Recorded data:
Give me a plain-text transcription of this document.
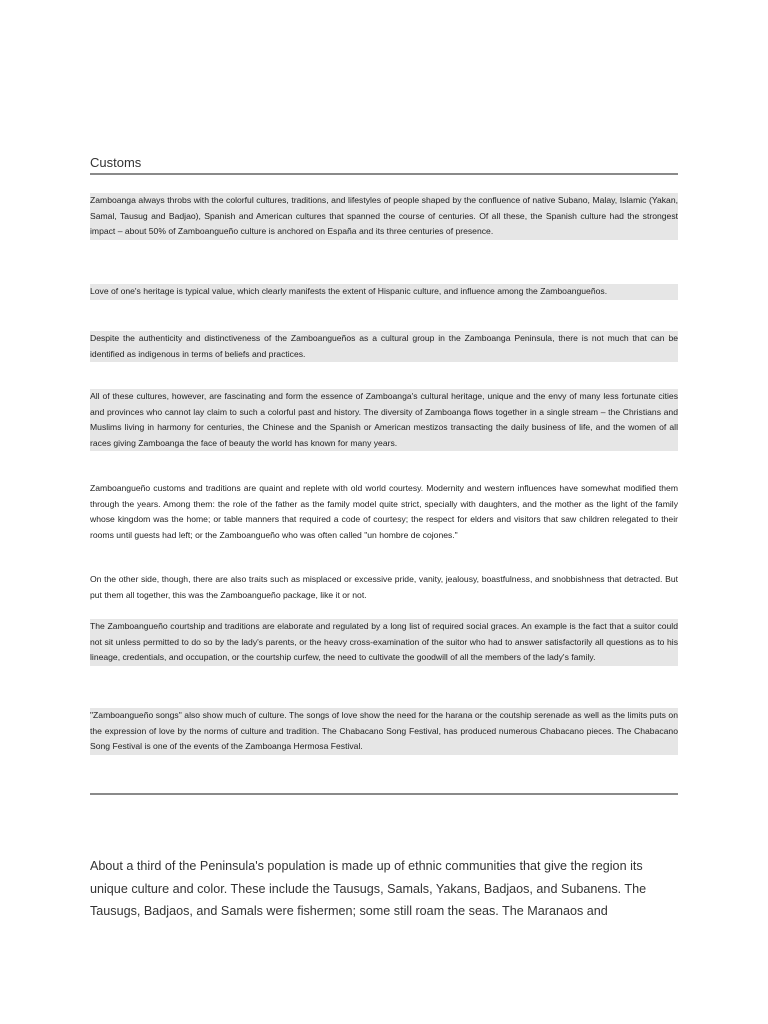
Customs

Zamboanga always throbs with the colorful cultures, traditions, and lifestyles of people shaped by the confluence of native Subano, Malay, Islamic (Yakan, Samal, Tausug and Badjao), Spanish and American cultures that spanned the course of centuries. Of all these, the Spanish culture had the strongest impact – about 50% of Zamboangueño culture is anchored on España and its three centuries of presence.

Love of one's heritage is typical value, which clearly manifests the extent of Hispanic culture, and influence among the Zamboangueños.

Despite the authenticity and distinctiveness of the Zamboangueños as a cultural group in the Zamboanga Peninsula, there is not much that can be identified as indigenous in terms of beliefs and practices.

All of these cultures, however, are fascinating and form the essence of Zamboanga's cultural heritage, unique and the envy of many less fortunate cities and provinces who cannot lay claim to such a colorful past and history. The diversity of Zamboanga flows together in a single stream – the Christians and Muslims living in harmony for centuries, the Chinese and the Spanish or American mestizos transacting the daily business of life, and the women of all races giving Zamboanga the face of beauty the world has known for many years.

Zamboangueño customs and traditions are quaint and replete with old world courtesy. Modernity and western influences have somewhat modified them through the years. Among them: the role of the father as the family model quite strict, specially with daughters, and the mother as the light of the family whose kingdom was the home; or table manners that required a code of courtesy; the respect for elders and visitors that saw children relegated to their rooms until guests had left; or the Zamboangueño who was often called "un hombre de cojones."

On the other side, though, there are also traits such as misplaced or excessive pride, vanity, jealousy, boastfulness, and snobbishness that detracted. But put them all together, this was the Zamboangueño package, like it or not.

The Zamboangueño courtship and traditions are elaborate and regulated by a long list of required social graces. An example is the fact that a suitor could not sit unless permitted to do so by the lady's parents, or the heavy cross-examination of the suitor who had to answer satisfactorily all questions as to his lineage, credentials, and occupation, or the courtship curfew, the need to cultivate the goodwill of all the members of the lady's family.

"Zamboangueño songs" also show much of culture. The songs of love show the need for the harana or the coutship serenade as well as the limits puts on the expression of love by the norms of culture and tradition. The Chabacano Song Festival, has produced numerous Chabacano pieces. The Chabacano Song Festival is one of the events of the Zamboanga Hermosa Festival.

About a third of the Peninsula's population is made up of ethnic communities that give the region its unique culture and color. These include the Tausugs, Samals, Yakans, Badjaos, and Subanens. The Tausugs, Badjaos, and Samals were fishermen; some still roam the seas. The Maranaos and
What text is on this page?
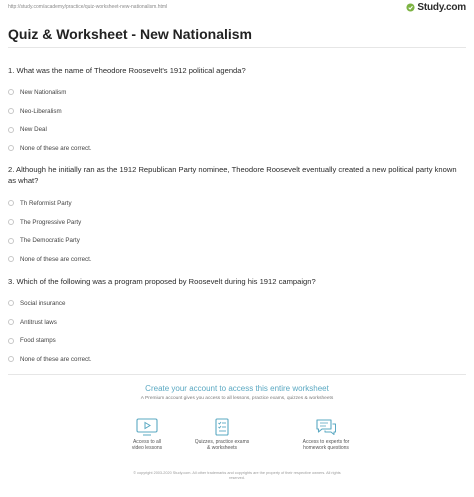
http://study.com/academy/practice/quiz-worksheet-new-nationalism.html	Study.com
Quiz & Worksheet - New Nationalism
1. What was the name of Theodore Roosevelt's 1912 political agenda?
New Nationalism
Neo-Liberalism
New Deal
None of these are correct.
2. Although he initially ran as the 1912 Republican Party nominee, Theodore Roosevelt eventually created a new political party known as what?
Th Reformist Party
The Progressive Party
The Democratic Party
None of these are correct.
3. Which of the following was a program proposed by Roosevelt during his 1912 campaign?
Social insurance
Antitrust laws
Food stamps
None of these are correct.
Create your account to access this entire worksheet
A Premium account gives you access to all lessons, practice exams, quizzes & worksheets
Access to all
video lessons
Quizzes, practice exams
& worksheets
Access to experts for
homework questions
© copyright 2003-2020 Study.com. All other trademarks and copyrights are the property of their respective owners. All rights
reserved.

* **Task to carry out**:
Omit every picture, then repeat the remaining data exactly as it appears above.

* **Worked answer**:
Give me a plain-text transcription of this document.
Customs

Zamboanga always throbs with the colorful cultures, traditions, and lifestyles of people shaped by the confluence of native Subano, Malay, Islamic (Yakan, Samal, Tausug and Badjao), Spanish and American cultures that spanned the course of centuries. Of all these, the Spanish culture had the strongest impact – about 50% of Zamboangueño culture is anchored on España and its three centuries of presence.

Love of one's heritage is typical value, which clearly manifests the extent of Hispanic culture, and influence among the Zamboangueños.

Despite the authenticity and distinctiveness of the Zamboangueños as a cultural group in the Zamboanga Peninsula, there is not much that can be identified as indigenous in terms of beliefs and practices.

All of these cultures, however, are fascinating and form the essence of Zamboanga's cultural heritage, unique and the envy of many less fortunate cities and provinces who cannot lay claim to such a colorful past and history. The diversity of Zamboanga flows together in a single stream – the Christians and Muslims living in harmony for centuries, the Chinese and the Spanish or American mestizos transacting the daily business of life, and the women of all races giving Zamboanga the face of beauty the world has known for many years.

Zamboangueño customs and traditions are quaint and replete with old world courtesy. Modernity and western influences have somewhat modified them through the years. Among them: the role of the father as the family model quite strict, specially with daughters, and the mother as the light of the family whose kingdom was the home; or table manners that required a code of courtesy; the respect for elders and visitors that saw children relegated to their rooms until guests had left; or the Zamboangueño who was often called "un hombre de cojones."

On the other side, though, there are also traits such as misplaced or excessive pride, vanity, jealousy, boastfulness, and snobbishness that detracted. But put them all together, this was the Zamboangueño package, like it or not.

The Zamboangueño courtship and traditions are elaborate and regulated by a long list of required social graces. An example is the fact that a suitor could not sit unless permitted to do so by the lady's parents, or the heavy cross-examination of the suitor who had to answer satisfactorily all questions as to his lineage, credentials, and occupation, or the courtship curfew, the need to cultivate the goodwill of all the members of the lady's family.

"Zamboangueño songs" also show much of culture. The songs of love show the need for the harana or the coutship serenade as well as the limits puts on the expression of love by the norms of culture and tradition. The Chabacano Song Festival, has produced numerous Chabacano pieces. The Chabacano Song Festival is one of the events of the Zamboanga Hermosa Festival.

About a third of the Peninsula's population is made up of ethnic communities that give the region its unique culture and color. These include the Tausugs, Samals, Yakans, Badjaos, and Subanens. The Tausugs, Badjaos, and Samals were fishermen; some still roam the seas. The Maranaos and
What text is on this page?
http://study.com/academy/practice/quiz-worksheet-new-nationalism.html	Study.com
Quiz & Worksheet - New Nationalism
1. What was the name of Theodore Roosevelt's 1912 political agenda?
New Nationalism
Neo-Liberalism
New Deal
None of these are correct.
2. Although he initially ran as the 1912 Republican Party nominee, Theodore Roosevelt eventually created a new political party known as what?
Th Reformist Party
The Progressive Party
The Democratic Party
None of these are correct.
3. Which of the following was a program proposed by Roosevelt during his 1912 campaign?
Social insurance
Antitrust laws
Food stamps
None of these are correct.
Create your account to access this entire worksheet
A Premium account gives you access to all lessons, practice exams, quizzes & worksheets
Access to all
video lessons
Quizzes, practice exams
& worksheets
Access to experts for
homework questions
© copyright 2003-2020 Study.com. All other trademarks and copyrights are the property of their respective owners. All rights
reserved.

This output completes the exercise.